■ Data to use ■
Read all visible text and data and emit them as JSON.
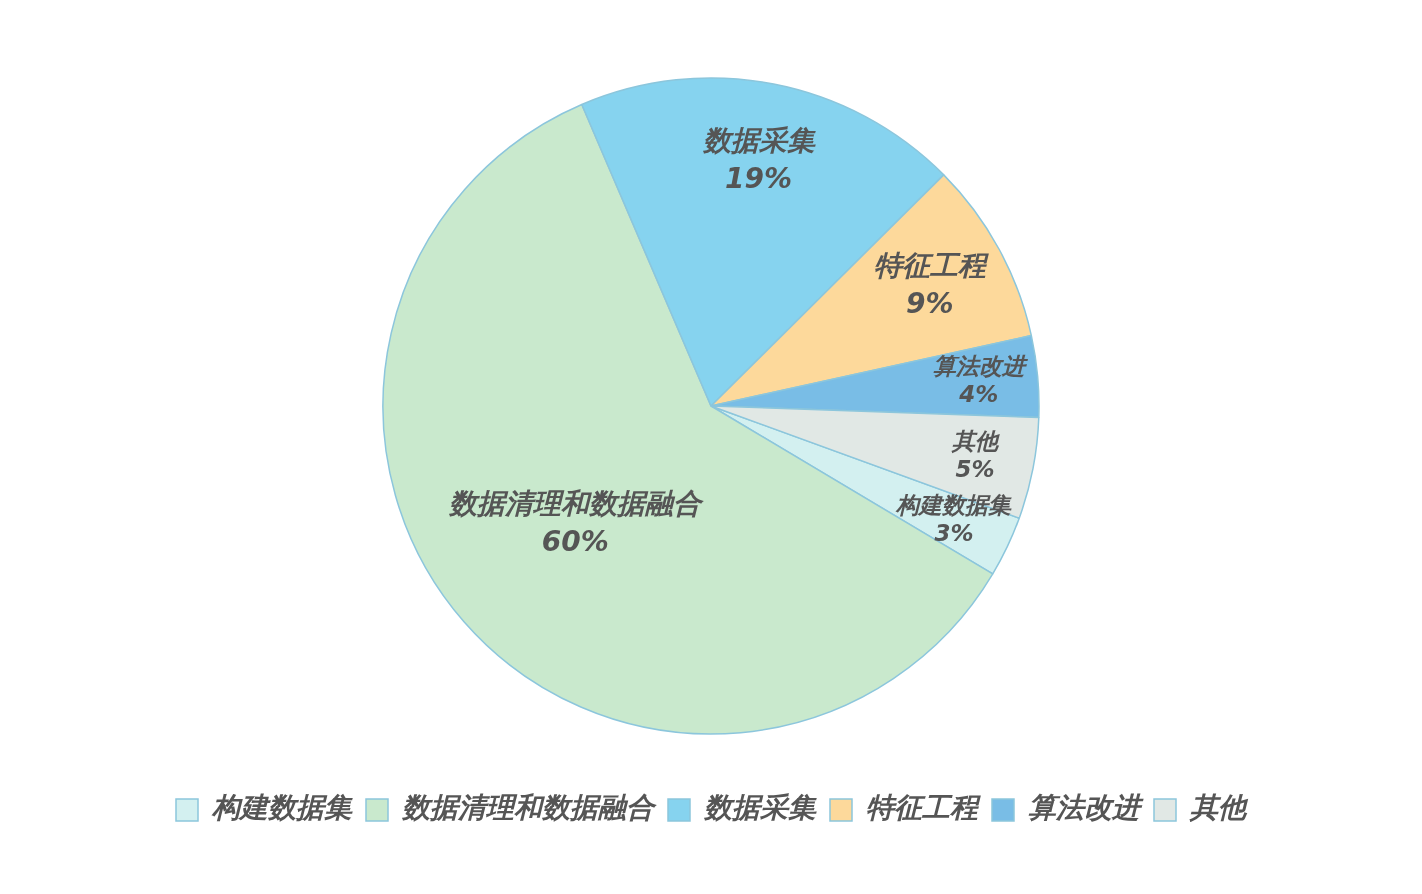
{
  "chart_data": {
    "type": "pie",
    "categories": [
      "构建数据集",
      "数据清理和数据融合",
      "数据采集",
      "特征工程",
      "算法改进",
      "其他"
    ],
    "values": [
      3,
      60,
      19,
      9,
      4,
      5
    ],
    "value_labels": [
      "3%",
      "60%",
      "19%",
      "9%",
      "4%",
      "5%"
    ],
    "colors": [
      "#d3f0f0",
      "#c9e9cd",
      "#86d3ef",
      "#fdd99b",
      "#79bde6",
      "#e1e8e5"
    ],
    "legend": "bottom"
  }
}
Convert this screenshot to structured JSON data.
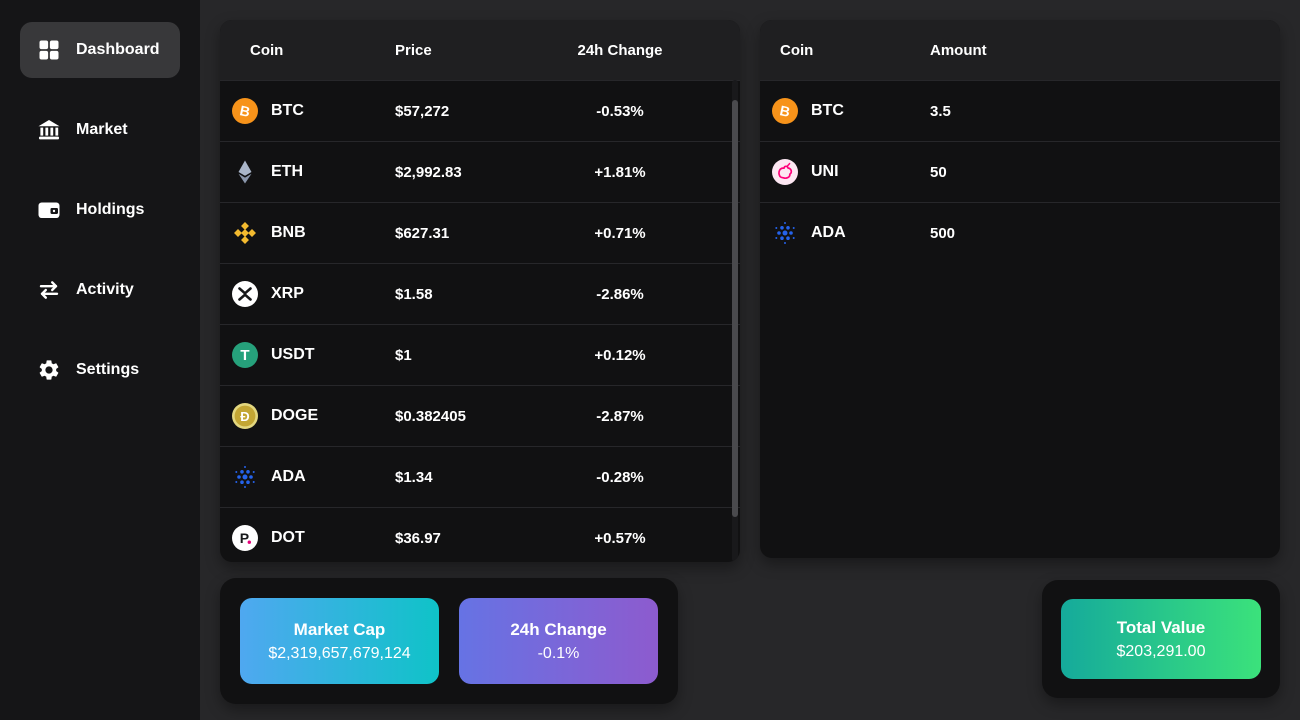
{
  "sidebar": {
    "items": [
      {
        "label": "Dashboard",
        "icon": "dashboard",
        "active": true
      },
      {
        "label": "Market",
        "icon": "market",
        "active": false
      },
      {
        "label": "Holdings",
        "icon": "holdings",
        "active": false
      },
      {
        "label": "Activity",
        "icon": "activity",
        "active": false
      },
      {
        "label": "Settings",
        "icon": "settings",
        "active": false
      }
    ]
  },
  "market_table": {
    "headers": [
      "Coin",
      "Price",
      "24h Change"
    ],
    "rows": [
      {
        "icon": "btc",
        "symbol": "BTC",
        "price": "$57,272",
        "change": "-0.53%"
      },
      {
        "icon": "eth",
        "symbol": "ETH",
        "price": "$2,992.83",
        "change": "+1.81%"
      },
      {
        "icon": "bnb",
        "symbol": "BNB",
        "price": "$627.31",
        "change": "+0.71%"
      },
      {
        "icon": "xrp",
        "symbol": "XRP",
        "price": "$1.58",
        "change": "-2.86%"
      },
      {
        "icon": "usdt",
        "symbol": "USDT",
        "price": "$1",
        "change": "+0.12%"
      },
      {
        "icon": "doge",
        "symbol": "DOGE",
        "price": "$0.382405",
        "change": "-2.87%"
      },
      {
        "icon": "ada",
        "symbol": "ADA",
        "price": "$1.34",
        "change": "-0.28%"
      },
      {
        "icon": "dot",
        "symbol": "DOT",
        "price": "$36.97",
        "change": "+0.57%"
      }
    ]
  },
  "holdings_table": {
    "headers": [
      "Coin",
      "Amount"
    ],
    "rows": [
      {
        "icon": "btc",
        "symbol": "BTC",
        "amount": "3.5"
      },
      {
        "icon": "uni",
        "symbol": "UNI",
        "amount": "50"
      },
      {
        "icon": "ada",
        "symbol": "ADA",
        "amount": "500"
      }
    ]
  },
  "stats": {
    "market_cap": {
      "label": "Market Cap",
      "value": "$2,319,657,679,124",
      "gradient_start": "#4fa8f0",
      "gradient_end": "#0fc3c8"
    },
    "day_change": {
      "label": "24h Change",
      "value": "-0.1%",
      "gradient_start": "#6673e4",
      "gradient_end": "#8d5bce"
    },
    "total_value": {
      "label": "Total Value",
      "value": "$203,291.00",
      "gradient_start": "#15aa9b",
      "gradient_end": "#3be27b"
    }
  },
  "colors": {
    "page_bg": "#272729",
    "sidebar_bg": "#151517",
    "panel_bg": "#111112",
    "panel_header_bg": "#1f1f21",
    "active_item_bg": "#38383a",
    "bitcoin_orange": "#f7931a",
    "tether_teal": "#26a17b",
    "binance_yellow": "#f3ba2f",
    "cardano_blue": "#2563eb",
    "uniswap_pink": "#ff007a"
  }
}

■ What this task involves ■
Copy the listing exactly. Any image in it stays out of the copy.

■ Exercise answer ■
Read all visible text and data and emit them as JSON.
{
  "chart_data": {
    "type": "pie",
    "categories": [
      "构建数据集",
      "数据清理和数据融合",
      "数据采集",
      "特征工程",
      "算法改进",
      "其他"
    ],
    "values": [
      3,
      60,
      19,
      9,
      4,
      5
    ],
    "value_labels": [
      "3%",
      "60%",
      "19%",
      "9%",
      "4%",
      "5%"
    ],
    "colors": [
      "#d3f0f0",
      "#c9e9cd",
      "#86d3ef",
      "#fdd99b",
      "#79bde6",
      "#e1e8e5"
    ],
    "legend": "bottom"
  }
}
Convert this screenshot to structured JSON data.
{
  "sidebar": {
    "items": [
      {
        "label": "Dashboard",
        "icon": "dashboard",
        "active": true
      },
      {
        "label": "Market",
        "icon": "market",
        "active": false
      },
      {
        "label": "Holdings",
        "icon": "holdings",
        "active": false
      },
      {
        "label": "Activity",
        "icon": "activity",
        "active": false
      },
      {
        "label": "Settings",
        "icon": "settings",
        "active": false
      }
    ]
  },
  "market_table": {
    "headers": [
      "Coin",
      "Price",
      "24h Change"
    ],
    "rows": [
      {
        "icon": "btc",
        "symbol": "BTC",
        "price": "$57,272",
        "change": "-0.53%"
      },
      {
        "icon": "eth",
        "symbol": "ETH",
        "price": "$2,992.83",
        "change": "+1.81%"
      },
      {
        "icon": "bnb",
        "symbol": "BNB",
        "price": "$627.31",
        "change": "+0.71%"
      },
      {
        "icon": "xrp",
        "symbol": "XRP",
        "price": "$1.58",
        "change": "-2.86%"
      },
      {
        "icon": "usdt",
        "symbol": "USDT",
        "price": "$1",
        "change": "+0.12%"
      },
      {
        "icon": "doge",
        "symbol": "DOGE",
        "price": "$0.382405",
        "change": "-2.87%"
      },
      {
        "icon": "ada",
        "symbol": "ADA",
        "price": "$1.34",
        "change": "-0.28%"
      },
      {
        "icon": "dot",
        "symbol": "DOT",
        "price": "$36.97",
        "change": "+0.57%"
      }
    ]
  },
  "holdings_table": {
    "headers": [
      "Coin",
      "Amount"
    ],
    "rows": [
      {
        "icon": "btc",
        "symbol": "BTC",
        "amount": "3.5"
      },
      {
        "icon": "uni",
        "symbol": "UNI",
        "amount": "50"
      },
      {
        "icon": "ada",
        "symbol": "ADA",
        "amount": "500"
      }
    ]
  },
  "stats": {
    "market_cap": {
      "label": "Market Cap",
      "value": "$2,319,657,679,124",
      "gradient_start": "#4fa8f0",
      "gradient_end": "#0fc3c8"
    },
    "day_change": {
      "label": "24h Change",
      "value": "-0.1%",
      "gradient_start": "#6673e4",
      "gradient_end": "#8d5bce"
    },
    "total_value": {
      "label": "Total Value",
      "value": "$203,291.00",
      "gradient_start": "#15aa9b",
      "gradient_end": "#3be27b"
    }
  },
  "colors": {
    "page_bg": "#272729",
    "sidebar_bg": "#151517",
    "panel_bg": "#111112",
    "panel_header_bg": "#1f1f21",
    "active_item_bg": "#38383a",
    "bitcoin_orange": "#f7931a",
    "tether_teal": "#26a17b",
    "binance_yellow": "#f3ba2f",
    "cardano_blue": "#2563eb",
    "uniswap_pink": "#ff007a"
  }
}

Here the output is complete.